■ The exercise:
Go through the records underneath and write each one out again exactly.

■ Dataset entries:
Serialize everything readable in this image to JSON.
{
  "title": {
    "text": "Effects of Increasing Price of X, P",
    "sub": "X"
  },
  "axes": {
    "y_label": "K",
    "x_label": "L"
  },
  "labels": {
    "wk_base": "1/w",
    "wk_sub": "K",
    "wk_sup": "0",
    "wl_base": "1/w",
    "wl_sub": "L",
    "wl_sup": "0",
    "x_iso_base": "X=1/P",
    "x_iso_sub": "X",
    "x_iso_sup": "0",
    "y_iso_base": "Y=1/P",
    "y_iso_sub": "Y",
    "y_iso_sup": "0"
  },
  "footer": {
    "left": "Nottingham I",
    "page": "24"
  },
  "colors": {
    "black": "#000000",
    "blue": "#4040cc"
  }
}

■ Full solution:
Serialize everything readable in this image to JSON.
{
  "title": {
    "text": "Effects of Increasing Price of X, P",
    "sub": "X"
  },
  "axes": {
    "y_label": "K",
    "x_label": "L"
  },
  "labels": {
    "wk_base": "1/w",
    "wk_sub": "K",
    "wk_sup": "0",
    "wl_base": "1/w",
    "wl_sub": "L",
    "wl_sup": "0",
    "x_iso_base": "X=1/P",
    "x_iso_sub": "X",
    "x_iso_sup": "0",
    "y_iso_base": "Y=1/P",
    "y_iso_sub": "Y",
    "y_iso_sup": "0"
  },
  "footer": {
    "left": "Nottingham I",
    "page": "24"
  },
  "colors": {
    "black": "#000000",
    "blue": "#4040cc"
  }
}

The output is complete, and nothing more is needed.